- EXERCISE PROMPT -
Reproduce each line from the records that holds "this".

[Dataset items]
----

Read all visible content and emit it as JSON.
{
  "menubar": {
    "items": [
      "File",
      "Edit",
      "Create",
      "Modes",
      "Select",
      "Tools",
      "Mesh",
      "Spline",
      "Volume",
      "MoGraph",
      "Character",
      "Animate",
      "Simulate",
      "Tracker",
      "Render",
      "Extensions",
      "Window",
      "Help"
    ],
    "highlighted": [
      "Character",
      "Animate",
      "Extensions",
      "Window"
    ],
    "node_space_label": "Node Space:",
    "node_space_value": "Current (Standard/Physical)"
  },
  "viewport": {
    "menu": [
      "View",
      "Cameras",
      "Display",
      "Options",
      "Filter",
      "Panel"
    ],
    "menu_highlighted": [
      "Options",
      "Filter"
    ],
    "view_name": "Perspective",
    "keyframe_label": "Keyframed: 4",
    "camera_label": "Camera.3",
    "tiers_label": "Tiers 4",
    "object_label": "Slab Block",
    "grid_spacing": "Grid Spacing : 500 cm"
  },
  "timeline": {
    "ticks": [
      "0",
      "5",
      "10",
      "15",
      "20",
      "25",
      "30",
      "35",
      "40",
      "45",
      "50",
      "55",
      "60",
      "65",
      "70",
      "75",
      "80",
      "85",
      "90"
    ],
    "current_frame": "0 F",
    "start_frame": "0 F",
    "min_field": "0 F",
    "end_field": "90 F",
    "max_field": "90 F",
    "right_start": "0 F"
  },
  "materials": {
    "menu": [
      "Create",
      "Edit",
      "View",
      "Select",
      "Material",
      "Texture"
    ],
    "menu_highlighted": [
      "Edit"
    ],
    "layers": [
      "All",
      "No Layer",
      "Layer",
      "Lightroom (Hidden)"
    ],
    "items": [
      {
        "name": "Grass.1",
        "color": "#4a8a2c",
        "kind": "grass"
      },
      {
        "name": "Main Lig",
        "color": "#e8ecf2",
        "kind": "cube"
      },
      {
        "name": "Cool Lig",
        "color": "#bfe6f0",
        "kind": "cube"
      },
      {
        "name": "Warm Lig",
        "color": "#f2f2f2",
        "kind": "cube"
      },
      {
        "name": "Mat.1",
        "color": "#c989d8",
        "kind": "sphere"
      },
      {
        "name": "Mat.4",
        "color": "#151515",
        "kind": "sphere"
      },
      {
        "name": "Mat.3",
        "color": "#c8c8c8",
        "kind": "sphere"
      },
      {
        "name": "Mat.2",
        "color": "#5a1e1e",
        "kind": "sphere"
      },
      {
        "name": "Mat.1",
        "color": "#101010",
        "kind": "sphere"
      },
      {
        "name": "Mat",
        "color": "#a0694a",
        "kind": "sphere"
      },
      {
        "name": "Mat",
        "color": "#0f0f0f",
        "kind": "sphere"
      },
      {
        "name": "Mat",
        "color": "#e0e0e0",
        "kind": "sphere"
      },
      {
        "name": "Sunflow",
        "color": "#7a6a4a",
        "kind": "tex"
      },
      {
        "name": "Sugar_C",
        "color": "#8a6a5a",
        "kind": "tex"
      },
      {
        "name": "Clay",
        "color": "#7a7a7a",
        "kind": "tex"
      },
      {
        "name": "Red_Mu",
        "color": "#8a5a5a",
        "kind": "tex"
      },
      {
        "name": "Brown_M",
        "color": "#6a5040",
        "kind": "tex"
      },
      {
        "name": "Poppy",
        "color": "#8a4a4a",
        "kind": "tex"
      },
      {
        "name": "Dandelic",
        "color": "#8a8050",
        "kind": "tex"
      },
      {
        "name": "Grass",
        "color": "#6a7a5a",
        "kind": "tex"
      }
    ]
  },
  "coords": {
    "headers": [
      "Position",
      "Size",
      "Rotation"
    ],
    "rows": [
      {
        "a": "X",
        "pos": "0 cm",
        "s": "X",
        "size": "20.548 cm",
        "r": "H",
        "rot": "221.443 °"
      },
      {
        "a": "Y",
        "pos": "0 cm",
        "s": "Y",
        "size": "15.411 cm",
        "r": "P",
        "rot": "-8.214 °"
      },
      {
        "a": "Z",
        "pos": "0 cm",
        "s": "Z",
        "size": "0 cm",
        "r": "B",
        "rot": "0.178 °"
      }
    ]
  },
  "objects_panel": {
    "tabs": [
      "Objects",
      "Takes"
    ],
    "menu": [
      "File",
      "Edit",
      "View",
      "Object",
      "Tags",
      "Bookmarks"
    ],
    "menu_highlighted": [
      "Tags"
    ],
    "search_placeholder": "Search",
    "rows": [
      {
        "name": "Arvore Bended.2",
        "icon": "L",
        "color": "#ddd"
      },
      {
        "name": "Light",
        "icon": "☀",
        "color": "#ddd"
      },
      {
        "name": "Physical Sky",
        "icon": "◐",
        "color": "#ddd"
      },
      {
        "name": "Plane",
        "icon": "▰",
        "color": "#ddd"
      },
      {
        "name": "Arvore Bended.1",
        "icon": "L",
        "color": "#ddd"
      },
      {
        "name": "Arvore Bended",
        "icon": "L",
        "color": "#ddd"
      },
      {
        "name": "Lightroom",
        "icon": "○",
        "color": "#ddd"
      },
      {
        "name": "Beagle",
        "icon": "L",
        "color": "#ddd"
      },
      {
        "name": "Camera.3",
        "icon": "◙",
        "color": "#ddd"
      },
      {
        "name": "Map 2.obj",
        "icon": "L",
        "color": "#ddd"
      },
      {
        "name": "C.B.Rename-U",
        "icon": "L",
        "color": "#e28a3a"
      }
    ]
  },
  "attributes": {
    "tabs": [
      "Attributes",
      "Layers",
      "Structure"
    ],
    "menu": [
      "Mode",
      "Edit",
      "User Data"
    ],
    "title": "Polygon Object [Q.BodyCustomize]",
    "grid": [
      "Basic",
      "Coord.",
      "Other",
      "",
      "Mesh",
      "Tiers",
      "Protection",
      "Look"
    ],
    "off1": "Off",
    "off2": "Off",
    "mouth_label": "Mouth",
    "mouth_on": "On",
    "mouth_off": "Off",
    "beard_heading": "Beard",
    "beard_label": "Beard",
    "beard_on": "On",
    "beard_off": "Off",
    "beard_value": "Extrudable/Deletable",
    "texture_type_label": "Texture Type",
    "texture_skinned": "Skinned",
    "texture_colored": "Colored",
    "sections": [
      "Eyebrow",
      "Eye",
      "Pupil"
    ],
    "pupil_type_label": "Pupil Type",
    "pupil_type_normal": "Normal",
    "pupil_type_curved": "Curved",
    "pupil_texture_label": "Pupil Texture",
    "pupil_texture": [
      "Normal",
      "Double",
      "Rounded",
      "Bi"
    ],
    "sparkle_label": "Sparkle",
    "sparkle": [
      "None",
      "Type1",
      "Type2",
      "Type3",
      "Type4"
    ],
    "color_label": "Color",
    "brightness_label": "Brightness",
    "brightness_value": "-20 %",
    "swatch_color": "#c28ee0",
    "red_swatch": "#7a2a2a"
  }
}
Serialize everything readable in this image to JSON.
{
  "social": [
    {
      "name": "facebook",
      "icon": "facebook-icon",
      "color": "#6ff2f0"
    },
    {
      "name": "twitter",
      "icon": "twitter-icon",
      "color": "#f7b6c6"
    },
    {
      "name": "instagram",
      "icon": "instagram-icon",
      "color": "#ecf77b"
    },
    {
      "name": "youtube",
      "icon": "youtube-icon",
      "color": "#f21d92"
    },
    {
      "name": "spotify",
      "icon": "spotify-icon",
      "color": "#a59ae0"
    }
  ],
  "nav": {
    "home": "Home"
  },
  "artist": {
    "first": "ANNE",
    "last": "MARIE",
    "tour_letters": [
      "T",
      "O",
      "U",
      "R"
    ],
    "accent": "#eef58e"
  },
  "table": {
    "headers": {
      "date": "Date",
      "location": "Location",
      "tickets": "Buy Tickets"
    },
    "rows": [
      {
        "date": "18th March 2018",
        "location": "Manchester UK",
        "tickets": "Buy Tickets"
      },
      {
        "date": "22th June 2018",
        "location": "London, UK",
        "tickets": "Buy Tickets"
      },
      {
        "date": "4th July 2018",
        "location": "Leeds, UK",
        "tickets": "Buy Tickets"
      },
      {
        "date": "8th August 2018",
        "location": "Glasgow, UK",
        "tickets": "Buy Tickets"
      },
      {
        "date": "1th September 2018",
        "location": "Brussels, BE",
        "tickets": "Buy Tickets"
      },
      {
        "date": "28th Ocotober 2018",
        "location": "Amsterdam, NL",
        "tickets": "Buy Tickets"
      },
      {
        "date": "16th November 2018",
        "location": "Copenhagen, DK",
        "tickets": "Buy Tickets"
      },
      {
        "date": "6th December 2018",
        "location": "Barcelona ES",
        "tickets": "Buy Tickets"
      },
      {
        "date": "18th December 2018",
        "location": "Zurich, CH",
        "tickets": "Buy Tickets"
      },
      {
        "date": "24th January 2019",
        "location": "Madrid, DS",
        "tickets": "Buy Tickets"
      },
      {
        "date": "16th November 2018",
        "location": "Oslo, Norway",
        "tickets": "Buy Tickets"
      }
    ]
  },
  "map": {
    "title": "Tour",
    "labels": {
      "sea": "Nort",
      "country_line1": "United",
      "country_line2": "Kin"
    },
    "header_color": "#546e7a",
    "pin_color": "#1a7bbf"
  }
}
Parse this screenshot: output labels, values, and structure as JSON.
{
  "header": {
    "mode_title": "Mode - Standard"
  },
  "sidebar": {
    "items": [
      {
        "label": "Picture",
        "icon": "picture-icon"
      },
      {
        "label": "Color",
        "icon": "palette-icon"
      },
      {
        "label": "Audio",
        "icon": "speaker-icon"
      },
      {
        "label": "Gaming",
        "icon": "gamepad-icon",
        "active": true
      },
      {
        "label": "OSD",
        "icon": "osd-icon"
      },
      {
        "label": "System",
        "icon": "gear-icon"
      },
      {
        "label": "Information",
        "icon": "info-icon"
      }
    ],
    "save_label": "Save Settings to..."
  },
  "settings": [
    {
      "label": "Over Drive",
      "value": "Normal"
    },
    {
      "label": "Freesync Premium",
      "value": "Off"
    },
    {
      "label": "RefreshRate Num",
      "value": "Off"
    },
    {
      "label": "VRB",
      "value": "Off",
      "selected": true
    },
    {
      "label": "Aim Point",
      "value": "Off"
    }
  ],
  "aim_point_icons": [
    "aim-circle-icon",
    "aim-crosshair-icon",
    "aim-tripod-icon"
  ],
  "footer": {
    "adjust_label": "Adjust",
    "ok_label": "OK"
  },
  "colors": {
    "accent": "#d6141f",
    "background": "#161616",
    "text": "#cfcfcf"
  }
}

----

- OUTPUT BELOW -
Serialize everything readable in this image to JSON.
Parse this screenshot: output labels, values, and structure as JSON.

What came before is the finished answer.